Exercise:
Render the following material again verbatim, leaving nothing out.

Data for this exercise:
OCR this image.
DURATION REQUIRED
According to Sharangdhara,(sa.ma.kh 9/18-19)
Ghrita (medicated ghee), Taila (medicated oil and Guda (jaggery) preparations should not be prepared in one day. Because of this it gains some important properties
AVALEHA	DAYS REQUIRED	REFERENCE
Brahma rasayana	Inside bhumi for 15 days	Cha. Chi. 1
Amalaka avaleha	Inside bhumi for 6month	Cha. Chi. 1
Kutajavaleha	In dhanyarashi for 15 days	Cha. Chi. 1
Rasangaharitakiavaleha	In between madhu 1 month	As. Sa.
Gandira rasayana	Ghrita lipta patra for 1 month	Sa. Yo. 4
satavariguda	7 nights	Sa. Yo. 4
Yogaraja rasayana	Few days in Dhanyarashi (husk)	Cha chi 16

Exercise output:
OCR this image.
DURATION REQUIRED
According to Sharangdhara,(sa.ma.kh 9/18-19)
Ghrita (medicated ghee), Taila (medicated oil and Guda (jaggery) preparations should not be prepared in one day. Because of this it gains some important properties
AVALEHA	DAYS REQUIRED	REFERENCE
Brahma rasayana	Inside bhumi for 15 days	Cha. Chi. 1
Amalaka avaleha	Inside bhumi for 6month	Cha. Chi. 1
Kutajavaleha	In dhanyarashi for 15 days	Cha. Chi. 1
Rasangaharitakiavaleha	In between madhu 1 month	As. Sa.
Gandira rasayana	Ghrita lipta patra for 1 month	Sa. Yo. 4
satavariguda	7 nights	Sa. Yo. 4
Yogaraja rasayana	Few days in Dhanyarashi (husk)	Cha chi 16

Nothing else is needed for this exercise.